What to do » Can you give all the records again without altering a single character?

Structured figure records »

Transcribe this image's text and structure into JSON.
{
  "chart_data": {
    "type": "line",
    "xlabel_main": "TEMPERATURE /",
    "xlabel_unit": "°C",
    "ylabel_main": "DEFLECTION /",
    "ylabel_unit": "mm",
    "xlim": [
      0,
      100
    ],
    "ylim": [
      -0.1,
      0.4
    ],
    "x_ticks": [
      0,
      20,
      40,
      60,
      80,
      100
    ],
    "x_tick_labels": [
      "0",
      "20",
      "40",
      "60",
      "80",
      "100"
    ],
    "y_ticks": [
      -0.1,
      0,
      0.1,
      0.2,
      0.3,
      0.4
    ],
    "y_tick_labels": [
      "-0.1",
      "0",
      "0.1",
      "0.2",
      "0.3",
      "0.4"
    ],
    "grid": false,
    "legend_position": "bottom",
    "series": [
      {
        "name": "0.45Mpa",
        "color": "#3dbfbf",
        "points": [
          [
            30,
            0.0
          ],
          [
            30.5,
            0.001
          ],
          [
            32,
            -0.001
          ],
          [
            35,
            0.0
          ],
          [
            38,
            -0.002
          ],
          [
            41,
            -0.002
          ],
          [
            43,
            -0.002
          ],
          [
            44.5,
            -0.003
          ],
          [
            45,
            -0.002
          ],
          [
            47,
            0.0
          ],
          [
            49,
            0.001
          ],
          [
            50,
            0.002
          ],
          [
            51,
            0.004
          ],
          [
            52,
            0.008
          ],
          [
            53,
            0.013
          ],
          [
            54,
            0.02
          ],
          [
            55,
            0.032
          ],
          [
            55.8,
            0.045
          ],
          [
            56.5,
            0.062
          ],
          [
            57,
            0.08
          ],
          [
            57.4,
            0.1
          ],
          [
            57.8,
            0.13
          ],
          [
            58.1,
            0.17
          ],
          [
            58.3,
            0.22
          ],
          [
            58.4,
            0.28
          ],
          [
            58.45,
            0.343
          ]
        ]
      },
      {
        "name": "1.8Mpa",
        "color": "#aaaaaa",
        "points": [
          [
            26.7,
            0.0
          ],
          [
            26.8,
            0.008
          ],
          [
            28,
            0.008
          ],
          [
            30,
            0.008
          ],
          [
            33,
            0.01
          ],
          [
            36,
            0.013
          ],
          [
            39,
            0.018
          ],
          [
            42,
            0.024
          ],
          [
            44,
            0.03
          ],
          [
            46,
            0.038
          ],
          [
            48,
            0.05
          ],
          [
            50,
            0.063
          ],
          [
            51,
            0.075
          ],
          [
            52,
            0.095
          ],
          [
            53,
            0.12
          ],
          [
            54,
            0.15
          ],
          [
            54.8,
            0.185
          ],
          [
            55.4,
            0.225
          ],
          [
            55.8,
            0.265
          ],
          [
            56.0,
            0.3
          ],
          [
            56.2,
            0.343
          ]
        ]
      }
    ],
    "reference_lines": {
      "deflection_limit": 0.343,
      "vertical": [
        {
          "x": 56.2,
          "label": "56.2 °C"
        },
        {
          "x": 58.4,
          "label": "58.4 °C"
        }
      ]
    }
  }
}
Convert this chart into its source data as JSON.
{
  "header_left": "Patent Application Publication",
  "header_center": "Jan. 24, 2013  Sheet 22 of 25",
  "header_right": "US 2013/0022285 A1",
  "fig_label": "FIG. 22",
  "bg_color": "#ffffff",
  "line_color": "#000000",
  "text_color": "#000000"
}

Answer for the task »
Transcribe this image's text and structure into JSON.
{
  "chart_data": {
    "type": "line",
    "xlabel_main": "TEMPERATURE /",
    "xlabel_unit": "°C",
    "ylabel_main": "DEFLECTION /",
    "ylabel_unit": "mm",
    "xlim": [
      0,
      100
    ],
    "ylim": [
      -0.1,
      0.4
    ],
    "x_ticks": [
      0,
      20,
      40,
      60,
      80,
      100
    ],
    "x_tick_labels": [
      "0",
      "20",
      "40",
      "60",
      "80",
      "100"
    ],
    "y_ticks": [
      -0.1,
      0,
      0.1,
      0.2,
      0.3,
      0.4
    ],
    "y_tick_labels": [
      "-0.1",
      "0",
      "0.1",
      "0.2",
      "0.3",
      "0.4"
    ],
    "grid": false,
    "legend_position": "bottom",
    "series": [
      {
        "name": "0.45Mpa",
        "color": "#3dbfbf",
        "points": [
          [
            30,
            0.0
          ],
          [
            30.5,
            0.001
          ],
          [
            32,
            -0.001
          ],
          [
            35,
            0.0
          ],
          [
            38,
            -0.002
          ],
          [
            41,
            -0.002
          ],
          [
            43,
            -0.002
          ],
          [
            44.5,
            -0.003
          ],
          [
            45,
            -0.002
          ],
          [
            47,
            0.0
          ],
          [
            49,
            0.001
          ],
          [
            50,
            0.002
          ],
          [
            51,
            0.004
          ],
          [
            52,
            0.008
          ],
          [
            53,
            0.013
          ],
          [
            54,
            0.02
          ],
          [
            55,
            0.032
          ],
          [
            55.8,
            0.045
          ],
          [
            56.5,
            0.062
          ],
          [
            57,
            0.08
          ],
          [
            57.4,
            0.1
          ],
          [
            57.8,
            0.13
          ],
          [
            58.1,
            0.17
          ],
          [
            58.3,
            0.22
          ],
          [
            58.4,
            0.28
          ],
          [
            58.45,
            0.343
          ]
        ]
      },
      {
        "name": "1.8Mpa",
        "color": "#aaaaaa",
        "points": [
          [
            26.7,
            0.0
          ],
          [
            26.8,
            0.008
          ],
          [
            28,
            0.008
          ],
          [
            30,
            0.008
          ],
          [
            33,
            0.01
          ],
          [
            36,
            0.013
          ],
          [
            39,
            0.018
          ],
          [
            42,
            0.024
          ],
          [
            44,
            0.03
          ],
          [
            46,
            0.038
          ],
          [
            48,
            0.05
          ],
          [
            50,
            0.063
          ],
          [
            51,
            0.075
          ],
          [
            52,
            0.095
          ],
          [
            53,
            0.12
          ],
          [
            54,
            0.15
          ],
          [
            54.8,
            0.185
          ],
          [
            55.4,
            0.225
          ],
          [
            55.8,
            0.265
          ],
          [
            56.0,
            0.3
          ],
          [
            56.2,
            0.343
          ]
        ]
      }
    ],
    "reference_lines": {
      "deflection_limit": 0.343,
      "vertical": [
        {
          "x": 56.2,
          "label": "56.2 °C"
        },
        {
          "x": 58.4,
          "label": "58.4 °C"
        }
      ]
    }
  }
}
Convert this chart into its source data as JSON.
{
  "header_left": "Patent Application Publication",
  "header_center": "Jan. 24, 2013  Sheet 22 of 25",
  "header_right": "US 2013/0022285 A1",
  "fig_label": "FIG. 22",
  "bg_color": "#ffffff",
  "line_color": "#000000",
  "text_color": "#000000"
}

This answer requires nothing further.